------ Record set

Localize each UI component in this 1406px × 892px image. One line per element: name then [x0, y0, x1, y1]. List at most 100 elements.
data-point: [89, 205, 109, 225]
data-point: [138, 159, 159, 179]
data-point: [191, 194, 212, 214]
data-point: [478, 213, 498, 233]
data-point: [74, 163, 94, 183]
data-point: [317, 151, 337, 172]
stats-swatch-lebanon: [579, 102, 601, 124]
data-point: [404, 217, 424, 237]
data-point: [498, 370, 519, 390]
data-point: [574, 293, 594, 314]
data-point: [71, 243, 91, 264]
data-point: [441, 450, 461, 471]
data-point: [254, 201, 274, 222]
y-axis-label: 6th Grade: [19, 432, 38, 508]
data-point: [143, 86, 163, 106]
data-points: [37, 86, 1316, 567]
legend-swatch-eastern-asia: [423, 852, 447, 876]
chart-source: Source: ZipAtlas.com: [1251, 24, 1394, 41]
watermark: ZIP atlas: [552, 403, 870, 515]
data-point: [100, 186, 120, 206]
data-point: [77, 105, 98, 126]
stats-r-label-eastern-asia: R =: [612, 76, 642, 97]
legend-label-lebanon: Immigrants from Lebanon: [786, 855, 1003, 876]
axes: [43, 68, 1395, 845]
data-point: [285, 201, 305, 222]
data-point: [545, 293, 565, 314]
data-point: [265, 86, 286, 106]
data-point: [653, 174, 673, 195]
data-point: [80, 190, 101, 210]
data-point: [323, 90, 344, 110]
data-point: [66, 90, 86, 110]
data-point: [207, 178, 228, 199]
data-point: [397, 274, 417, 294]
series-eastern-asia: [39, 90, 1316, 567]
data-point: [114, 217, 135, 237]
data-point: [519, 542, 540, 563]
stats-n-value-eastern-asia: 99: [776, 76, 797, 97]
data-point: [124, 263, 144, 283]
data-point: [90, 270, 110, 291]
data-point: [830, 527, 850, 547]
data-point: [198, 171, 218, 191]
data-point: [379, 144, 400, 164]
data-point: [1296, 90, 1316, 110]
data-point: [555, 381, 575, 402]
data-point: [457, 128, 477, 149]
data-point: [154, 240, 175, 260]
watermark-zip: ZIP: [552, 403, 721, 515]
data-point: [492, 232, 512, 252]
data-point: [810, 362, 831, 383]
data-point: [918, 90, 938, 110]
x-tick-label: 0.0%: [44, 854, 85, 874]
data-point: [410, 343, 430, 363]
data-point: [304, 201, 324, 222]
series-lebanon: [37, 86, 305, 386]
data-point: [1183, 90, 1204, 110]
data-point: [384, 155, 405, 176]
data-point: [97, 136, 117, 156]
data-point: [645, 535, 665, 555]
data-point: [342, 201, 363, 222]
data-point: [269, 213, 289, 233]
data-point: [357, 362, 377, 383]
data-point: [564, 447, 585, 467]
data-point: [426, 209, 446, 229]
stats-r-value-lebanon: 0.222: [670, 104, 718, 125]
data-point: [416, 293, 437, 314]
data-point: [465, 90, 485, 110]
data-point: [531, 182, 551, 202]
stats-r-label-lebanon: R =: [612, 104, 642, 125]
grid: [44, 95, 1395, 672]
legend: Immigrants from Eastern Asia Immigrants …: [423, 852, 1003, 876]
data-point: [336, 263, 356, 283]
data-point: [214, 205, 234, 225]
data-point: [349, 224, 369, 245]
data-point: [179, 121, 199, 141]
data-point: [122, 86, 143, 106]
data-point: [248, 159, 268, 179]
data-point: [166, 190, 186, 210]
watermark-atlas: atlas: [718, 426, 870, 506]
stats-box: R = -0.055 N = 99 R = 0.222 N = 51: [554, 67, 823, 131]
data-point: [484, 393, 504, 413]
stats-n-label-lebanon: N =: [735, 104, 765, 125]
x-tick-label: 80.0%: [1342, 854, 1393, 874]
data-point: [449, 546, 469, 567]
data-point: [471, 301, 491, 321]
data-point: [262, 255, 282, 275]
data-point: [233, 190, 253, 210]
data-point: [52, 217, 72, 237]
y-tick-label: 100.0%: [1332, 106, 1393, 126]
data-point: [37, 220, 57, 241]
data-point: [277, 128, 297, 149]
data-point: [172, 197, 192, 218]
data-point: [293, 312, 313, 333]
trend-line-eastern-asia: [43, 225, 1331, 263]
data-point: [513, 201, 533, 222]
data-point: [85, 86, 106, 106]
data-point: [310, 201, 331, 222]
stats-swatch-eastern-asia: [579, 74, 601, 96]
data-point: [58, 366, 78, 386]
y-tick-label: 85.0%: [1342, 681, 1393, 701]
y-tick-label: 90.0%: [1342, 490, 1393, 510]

------------

* [What you are asked to do]:
Copy out every line of the records above, character for character, without any changes.

* [Task solution]:
Localize each UI component in this 1406px × 892px image. One line per element: name then [x0, y0, x1, y1]. List at most 100 elements.
data-point: [89, 205, 109, 225]
data-point: [138, 159, 159, 179]
data-point: [191, 194, 212, 214]
data-point: [478, 213, 498, 233]
data-point: [74, 163, 94, 183]
data-point: [317, 151, 337, 172]
stats-swatch-lebanon: [579, 102, 601, 124]
data-point: [404, 217, 424, 237]
data-point: [498, 370, 519, 390]
data-point: [574, 293, 594, 314]
data-point: [71, 243, 91, 264]
data-point: [441, 450, 461, 471]
data-point: [254, 201, 274, 222]
y-axis-label: 6th Grade: [19, 432, 38, 508]
data-point: [143, 86, 163, 106]
data-points: [37, 86, 1316, 567]
legend-swatch-eastern-asia: [423, 852, 447, 876]
chart-source: Source: ZipAtlas.com: [1251, 24, 1394, 41]
watermark: ZIP atlas: [552, 403, 870, 515]
data-point: [100, 186, 120, 206]
data-point: [77, 105, 98, 126]
stats-r-label-eastern-asia: R =: [612, 76, 642, 97]
legend-label-lebanon: Immigrants from Lebanon: [786, 855, 1003, 876]
axes: [43, 68, 1395, 845]
data-point: [285, 201, 305, 222]
data-point: [545, 293, 565, 314]
data-point: [265, 86, 286, 106]
data-point: [653, 174, 673, 195]
data-point: [80, 190, 101, 210]
data-point: [323, 90, 344, 110]
data-point: [66, 90, 86, 110]
data-point: [207, 178, 228, 199]
data-point: [397, 274, 417, 294]
series-eastern-asia: [39, 90, 1316, 567]
data-point: [114, 217, 135, 237]
data-point: [519, 542, 540, 563]
stats-n-value-eastern-asia: 99: [776, 76, 797, 97]
data-point: [124, 263, 144, 283]
data-point: [90, 270, 110, 291]
data-point: [830, 527, 850, 547]
data-point: [198, 171, 218, 191]
data-point: [379, 144, 400, 164]
data-point: [1296, 90, 1316, 110]
data-point: [555, 381, 575, 402]
data-point: [457, 128, 477, 149]
data-point: [154, 240, 175, 260]
watermark-zip: ZIP: [552, 403, 721, 515]
data-point: [492, 232, 512, 252]
data-point: [810, 362, 831, 383]
data-point: [918, 90, 938, 110]
x-tick-label: 0.0%: [44, 854, 85, 874]
data-point: [410, 343, 430, 363]
data-point: [304, 201, 324, 222]
series-lebanon: [37, 86, 305, 386]
data-point: [1183, 90, 1204, 110]
data-point: [384, 155, 405, 176]
data-point: [97, 136, 117, 156]
data-point: [645, 535, 665, 555]
data-point: [342, 201, 363, 222]
data-point: [269, 213, 289, 233]
data-point: [357, 362, 377, 383]
data-point: [564, 447, 585, 467]
data-point: [426, 209, 446, 229]
stats-r-value-lebanon: 0.222: [670, 104, 718, 125]
data-point: [416, 293, 437, 314]
data-point: [465, 90, 485, 110]
data-point: [531, 182, 551, 202]
stats-r-label-lebanon: R =: [612, 104, 642, 125]
grid: [44, 95, 1395, 672]
legend: Immigrants from Eastern Asia Immigrants …: [423, 852, 1003, 876]
data-point: [336, 263, 356, 283]
data-point: [214, 205, 234, 225]
data-point: [349, 224, 369, 245]
data-point: [179, 121, 199, 141]
data-point: [122, 86, 143, 106]
data-point: [248, 159, 268, 179]
data-point: [166, 190, 186, 210]
watermark-atlas: atlas: [718, 426, 870, 506]
stats-box: R = -0.055 N = 99 R = 0.222 N = 51: [554, 67, 823, 131]
data-point: [484, 393, 504, 413]
stats-n-label-lebanon: N =: [735, 104, 765, 125]
x-tick-label: 80.0%: [1342, 854, 1393, 874]
data-point: [449, 546, 469, 567]
data-point: [471, 301, 491, 321]
data-point: [262, 255, 282, 275]
data-point: [233, 190, 253, 210]
data-point: [52, 217, 72, 237]
y-tick-label: 100.0%: [1332, 106, 1393, 126]
data-point: [37, 220, 57, 241]
data-point: [277, 128, 297, 149]
data-point: [172, 197, 192, 218]
data-point: [293, 312, 313, 333]
trend-line-eastern-asia: [43, 225, 1331, 263]
data-point: [513, 201, 533, 222]
data-point: [85, 86, 106, 106]
data-point: [310, 201, 331, 222]
stats-swatch-eastern-asia: [579, 74, 601, 96]
data-point: [58, 366, 78, 386]
y-tick-label: 85.0%: [1342, 681, 1393, 701]
y-tick-label: 90.0%: [1342, 490, 1393, 510]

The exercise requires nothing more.